TO DO —
Produce a word-for-word copy of the listing below without its pictures.

Dataset items —
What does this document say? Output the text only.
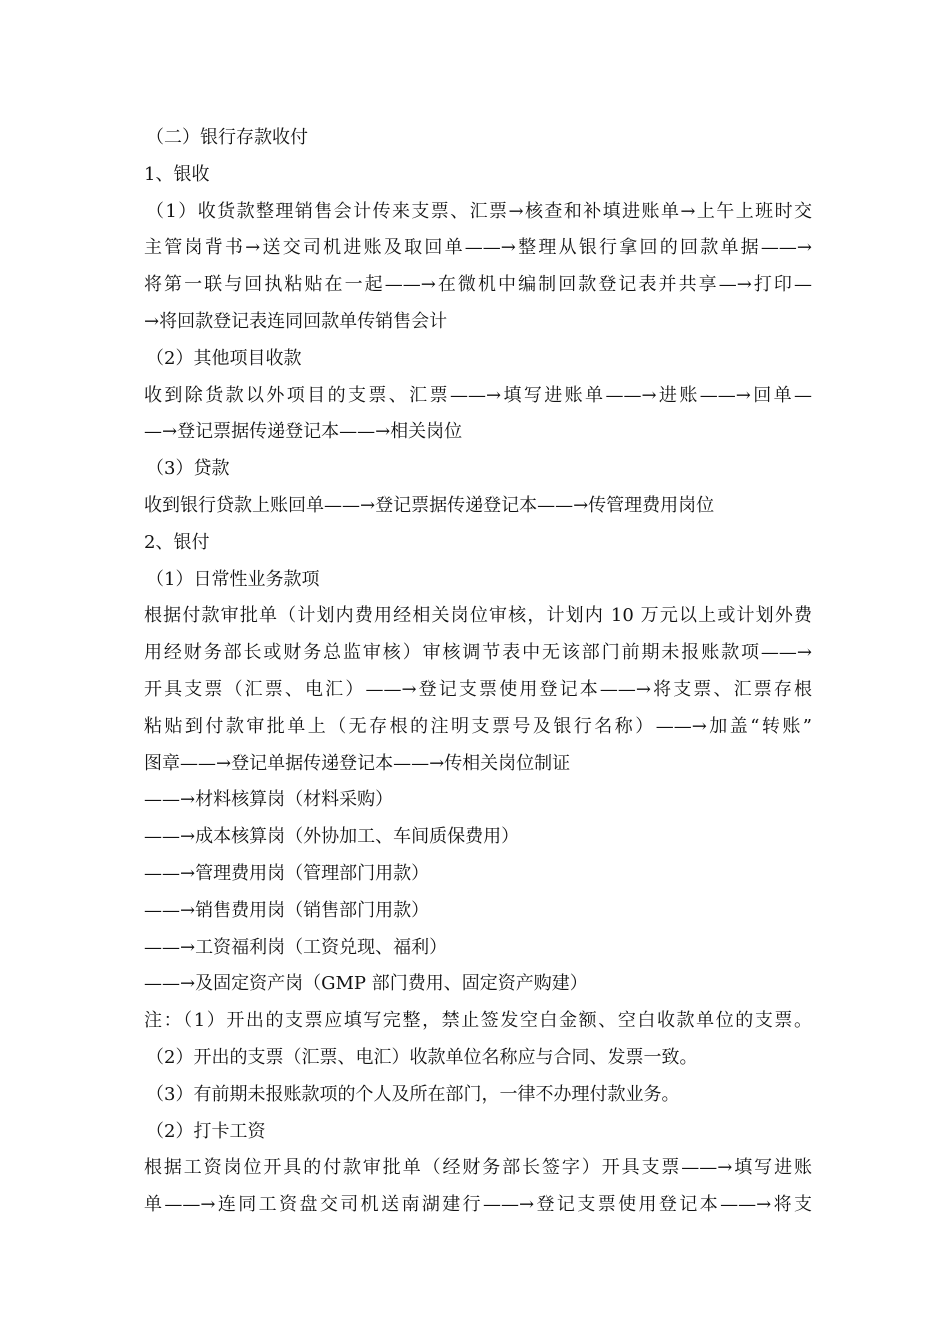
（二）银行存款收付
1、银收
（1）收货款整理销售会计传来支票、汇票→核查和补填进账单→上午上班时交
主管岗背书→送交司机进账及取回单——→整理从银行拿回的回款单据——→
将第一联与回执粘贴在一起——→在微机中编制回款登记表并共享—→打印—
→将回款登记表连同回款单传销售会计
（2）其他项目收款
收到除货款以外项目的支票、汇票——→填写进账单——→进账——→回单—
—→登记票据传递登记本——→相关岗位
（3）贷款
收到银行贷款上账回单——→登记票据传递登记本——→传管理费用岗位
2、银付
（1）日常性业务款项
根据付款审批单（计划内费用经相关岗位审核，计划内 10 万元以上或计划外费
用经财务部长或财务总监审核）审核调节表中无该部门前期未报账款项——→
开具支票（汇票、电汇）——→登记支票使用登记本——→将支票、汇票存根
粘贴到付款审批单上（无存根的注明支票号及银行名称）——→加盖“转账”
图章——→登记单据传递登记本——→传相关岗位制证
——→材料核算岗（材料采购）
——→成本核算岗（外协加工、车间质保费用）
——→管理费用岗（管理部门用款）
——→销售费用岗（销售部门用款）
——→工资福利岗（工资兑现、福利）
——→及固定资产岗（GMP 部门费用、固定资产购建）
注：（1）开出的支票应填写完整，禁止签发空白金额、空白收款单位的支票。
（2）开出的支票（汇票、电汇）收款单位名称应与合同、发票一致。
（3）有前期未报账款项的个人及所在部门，一律不办理付款业务。
（2）打卡工资
根据工资岗位开具的付款审批单（经财务部长签字）开具支票——→填写进账
单——→连同工资盘交司机送南湖建行——→登记支票使用登记本——→将支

ANSWER TO THE EXERCISE —
What does this document say? Output the text only.
（二）银行存款收付
1、银收
（1）收货款整理销售会计传来支票、汇票→核查和补填进账单→上午上班时交
主管岗背书→送交司机进账及取回单——→整理从银行拿回的回款单据——→
将第一联与回执粘贴在一起——→在微机中编制回款登记表并共享—→打印—
→将回款登记表连同回款单传销售会计
（2）其他项目收款
收到除货款以外项目的支票、汇票——→填写进账单——→进账——→回单—
—→登记票据传递登记本——→相关岗位
（3）贷款
收到银行贷款上账回单——→登记票据传递登记本——→传管理费用岗位
2、银付
（1）日常性业务款项
根据付款审批单（计划内费用经相关岗位审核，计划内 10 万元以上或计划外费
用经财务部长或财务总监审核）审核调节表中无该部门前期未报账款项——→
开具支票（汇票、电汇）——→登记支票使用登记本——→将支票、汇票存根
粘贴到付款审批单上（无存根的注明支票号及银行名称）——→加盖“转账”
图章——→登记单据传递登记本——→传相关岗位制证
——→材料核算岗（材料采购）
——→成本核算岗（外协加工、车间质保费用）
——→管理费用岗（管理部门用款）
——→销售费用岗（销售部门用款）
——→工资福利岗（工资兑现、福利）
——→及固定资产岗（GMP 部门费用、固定资产购建）
注：（1）开出的支票应填写完整，禁止签发空白金额、空白收款单位的支票。
（2）开出的支票（汇票、电汇）收款单位名称应与合同、发票一致。
（3）有前期未报账款项的个人及所在部门，一律不办理付款业务。
（2）打卡工资
根据工资岗位开具的付款审批单（经财务部长签字）开具支票——→填写进账
单——→连同工资盘交司机送南湖建行——→登记支票使用登记本——→将支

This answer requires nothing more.